(Exercise task):
Comb the records below for the string "Reverse" and copy each line where it turns up.

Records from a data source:
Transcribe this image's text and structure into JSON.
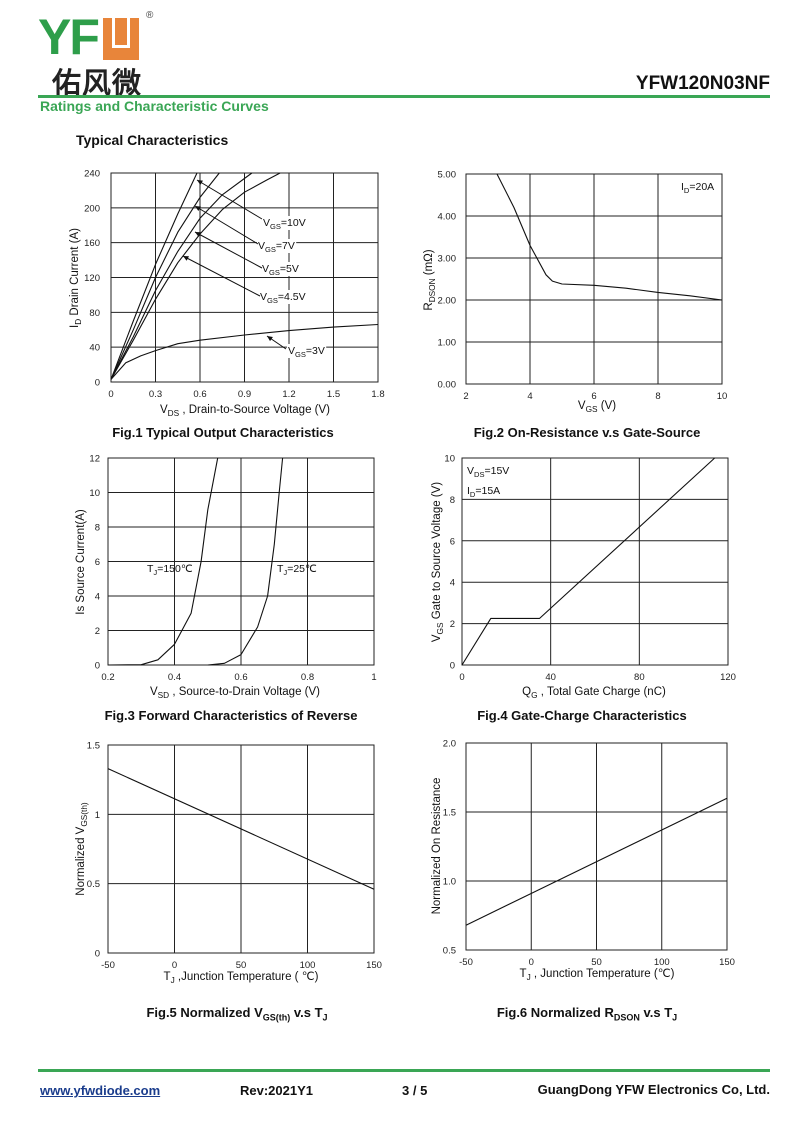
{
  "header": {
    "logo_letters": "YFW",
    "logo_cn": "佑风微",
    "logo_reg": "®",
    "part_number": "YFW120N03NF",
    "section_title": "Ratings and Characteristic Curves",
    "subheading": "Typical Characteristics"
  },
  "colors": {
    "brand_green": "#3aa655",
    "brand_orange": "#e8853a",
    "link": "#1a3c8c"
  },
  "captions": [
    {
      "pre": "Fig.1 Typical Output Characteristics",
      "sub": "",
      "post": ""
    },
    {
      "pre": "Fig.2 On-Resistance v.s Gate-Source",
      "sub": "",
      "post": ""
    },
    {
      "pre": "Fig.3 Forward Characteristics of Reverse",
      "sub": "",
      "post": ""
    },
    {
      "pre": "Fig.4 Gate-Charge Characteristics",
      "sub": "",
      "post": ""
    },
    {
      "pre": "Fig.5 Normalized V",
      "sub": "GS(th)",
      "post": " v.s T",
      "sub2": "J"
    },
    {
      "pre": "Fig.6 Normalized R",
      "sub": "DSON",
      "post": " v.s T",
      "sub2": "J"
    }
  ],
  "chart_data": [
    {
      "type": "line",
      "title": "Fig.1 Typical Output Characteristics",
      "xlabel": [
        {
          "t": "V"
        },
        {
          "t": "DS",
          "sub": true
        },
        {
          "t": " , Drain-to-Source Voltage (V)"
        }
      ],
      "ylabel": [
        {
          "t": "I"
        },
        {
          "t": "D",
          "sub": true
        },
        {
          "t": " Drain Current (A)"
        }
      ],
      "xlim": [
        0,
        1.8
      ],
      "ylim": [
        0,
        240
      ],
      "xticks": [
        "0",
        "0.3",
        "0.6",
        "0.9",
        "1.2",
        "1.5",
        "1.8"
      ],
      "yticks": [
        "0",
        "40",
        "80",
        "120",
        "160",
        "200",
        "240"
      ],
      "grid": true,
      "series": [
        {
          "name": "VGS=10V",
          "x": [
            0,
            0.15,
            0.3,
            0.45,
            0.58
          ],
          "y": [
            3,
            70,
            135,
            193,
            240
          ]
        },
        {
          "name": "VGS=7V",
          "x": [
            0,
            0.15,
            0.3,
            0.45,
            0.6,
            0.73
          ],
          "y": [
            3,
            60,
            120,
            172,
            212,
            240
          ]
        },
        {
          "name": "VGS=5V",
          "x": [
            0,
            0.15,
            0.3,
            0.45,
            0.6,
            0.75,
            0.95
          ],
          "y": [
            3,
            52,
            105,
            150,
            188,
            215,
            240
          ]
        },
        {
          "name": "VGS=4.5V",
          "x": [
            0,
            0.15,
            0.3,
            0.45,
            0.6,
            0.75,
            0.9,
            1.05,
            1.14
          ],
          "y": [
            3,
            48,
            95,
            137,
            170,
            198,
            218,
            232,
            240
          ]
        },
        {
          "name": "VGS=3V",
          "x": [
            0,
            0.1,
            0.2,
            0.3,
            0.45,
            0.6,
            0.9,
            1.2,
            1.5,
            1.8
          ],
          "y": [
            3,
            22,
            30,
            36,
            44,
            48,
            54,
            59,
            63,
            66
          ]
        }
      ],
      "annotations": [
        [
          {
            "t": "V"
          },
          {
            "t": "GS",
            "sub": true
          },
          {
            "t": "=10V"
          }
        ],
        [
          {
            "t": "V"
          },
          {
            "t": "GS",
            "sub": true
          },
          {
            "t": "=7V"
          }
        ],
        [
          {
            "t": "V"
          },
          {
            "t": "GS",
            "sub": true
          },
          {
            "t": "=5V"
          }
        ],
        [
          {
            "t": "V"
          },
          {
            "t": "GS",
            "sub": true
          },
          {
            "t": "=4.5V"
          }
        ],
        [
          {
            "t": "V"
          },
          {
            "t": "GS",
            "sub": true
          },
          {
            "t": "=3V"
          }
        ]
      ]
    },
    {
      "type": "line",
      "title": "Fig.2 On-Resistance v.s Gate-Source",
      "xlabel": [
        {
          "t": "V"
        },
        {
          "t": "GS",
          "sub": true
        },
        {
          "t": " (V)"
        }
      ],
      "ylabel": [
        {
          "t": "R"
        },
        {
          "t": "DSON",
          "sub": true
        },
        {
          "t": " (mΩ)"
        }
      ],
      "xlim": [
        2,
        10
      ],
      "ylim": [
        0,
        5
      ],
      "xticks": [
        "2",
        "4",
        "6",
        "8",
        "10"
      ],
      "yticks": [
        "0.00",
        "1.00",
        "2.00",
        "3.00",
        "4.00",
        "5.00"
      ],
      "grid": true,
      "series": [
        {
          "name": "ID=20A",
          "x": [
            2.97,
            3.5,
            4,
            4.5,
            4.7,
            5,
            6,
            7,
            8,
            9,
            10
          ],
          "y": [
            5,
            4.2,
            3.3,
            2.6,
            2.45,
            2.38,
            2.35,
            2.28,
            2.18,
            2.1,
            2.0
          ]
        }
      ],
      "annotations": [
        [
          {
            "t": "I"
          },
          {
            "t": "D",
            "sub": true
          },
          {
            "t": "=20A"
          }
        ]
      ]
    },
    {
      "type": "line",
      "title": "Fig.3 Forward Characteristics of Reverse",
      "xlabel": [
        {
          "t": "V"
        },
        {
          "t": "SD",
          "sub": true
        },
        {
          "t": " , Source-to-Drain Voltage (V)"
        }
      ],
      "ylabel": [
        {
          "t": "Is Source Current(A)"
        }
      ],
      "xlim": [
        0.2,
        1
      ],
      "ylim": [
        0,
        12
      ],
      "xticks": [
        "0.2",
        "0.4",
        "0.6",
        "0.8",
        "1"
      ],
      "yticks": [
        "0",
        "2",
        "4",
        "6",
        "8",
        "10",
        "12"
      ],
      "grid": true,
      "series": [
        {
          "name": "TJ=150℃",
          "x": [
            0.2,
            0.3,
            0.35,
            0.4,
            0.45,
            0.48,
            0.5,
            0.53
          ],
          "y": [
            0,
            0.02,
            0.3,
            1.2,
            3,
            6,
            9,
            12
          ]
        },
        {
          "name": "TJ=25℃",
          "x": [
            0.5,
            0.55,
            0.6,
            0.65,
            0.68,
            0.7,
            0.715,
            0.725
          ],
          "y": [
            0,
            0.1,
            0.6,
            2.2,
            4,
            7,
            10,
            12
          ]
        }
      ],
      "annotations": [
        [
          {
            "t": "T"
          },
          {
            "t": "J",
            "sub": true
          },
          {
            "t": "=150℃"
          }
        ],
        [
          {
            "t": "T"
          },
          {
            "t": "J",
            "sub": true
          },
          {
            "t": "=25℃"
          }
        ]
      ]
    },
    {
      "type": "line",
      "title": "Fig.4 Gate-Charge Characteristics",
      "xlabel": [
        {
          "t": "Q"
        },
        {
          "t": "G",
          "sub": true
        },
        {
          "t": " , Total Gate Charge (nC)"
        }
      ],
      "ylabel": [
        {
          "t": "V"
        },
        {
          "t": "GS",
          "sub": true
        },
        {
          "t": "   Gate to Source Voltage (V)"
        }
      ],
      "xlim": [
        0,
        120
      ],
      "ylim": [
        0,
        10
      ],
      "xticks": [
        "0",
        "40",
        "80",
        "120"
      ],
      "yticks": [
        "0",
        "2",
        "4",
        "6",
        "8",
        "10"
      ],
      "grid": true,
      "series": [
        {
          "name": "VDS=15V ID=15A",
          "x": [
            0,
            13,
            35,
            114
          ],
          "y": [
            0,
            2.25,
            2.25,
            10
          ]
        }
      ],
      "annotations": [
        [
          {
            "t": "V"
          },
          {
            "t": "DS",
            "sub": true
          },
          {
            "t": "=15V"
          }
        ],
        [
          {
            "t": "I"
          },
          {
            "t": "D",
            "sub": true
          },
          {
            "t": "=15A"
          }
        ]
      ]
    },
    {
      "type": "line",
      "title": "Fig.5 Normalized VGS(th) v.s TJ",
      "xlabel": [
        {
          "t": "T"
        },
        {
          "t": "J",
          "sub": true
        },
        {
          "t": " ,Junction Temperature ( ℃)"
        }
      ],
      "ylabel": [
        {
          "t": "Normalized V"
        },
        {
          "t": "GS(th)",
          "sub": true
        }
      ],
      "xlim": [
        -50,
        150
      ],
      "ylim": [
        0,
        1.5
      ],
      "xticks": [
        "-50",
        "0",
        "50",
        "100",
        "150"
      ],
      "yticks": [
        "0",
        "0.5",
        "1",
        "1.5"
      ],
      "grid": true,
      "series": [
        {
          "name": "VGS(th)",
          "x": [
            -50,
            150
          ],
          "y": [
            1.33,
            0.46
          ]
        }
      ],
      "annotations": []
    },
    {
      "type": "line",
      "title": "Fig.6 Normalized RDSON v.s TJ",
      "xlabel": [
        {
          "t": "T"
        },
        {
          "t": "J",
          "sub": true
        },
        {
          "t": " , Junction Temperature (℃)"
        }
      ],
      "ylabel": [
        {
          "t": "Normalized On Resistance"
        }
      ],
      "xlim": [
        -50,
        150
      ],
      "ylim": [
        0.5,
        2.0
      ],
      "xticks": [
        "-50",
        "0",
        "50",
        "100",
        "150"
      ],
      "yticks": [
        "0.5",
        "1.0",
        "1.5",
        "2.0"
      ],
      "grid": true,
      "series": [
        {
          "name": "RDSON",
          "x": [
            -50,
            150
          ],
          "y": [
            0.68,
            1.6
          ]
        }
      ],
      "annotations": []
    }
  ],
  "footer": {
    "website": "www.yfwdiode.com",
    "revision": "Rev:2021Y1",
    "page": "3 / 5",
    "company": "GuangDong YFW Electronics Co, Ltd."
  }
}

(Reply to the exercise):
      "pre": "Fig.3 Forward Characteristics of Reverse",
      "title": "Fig.3 Forward Characteristics of Reverse",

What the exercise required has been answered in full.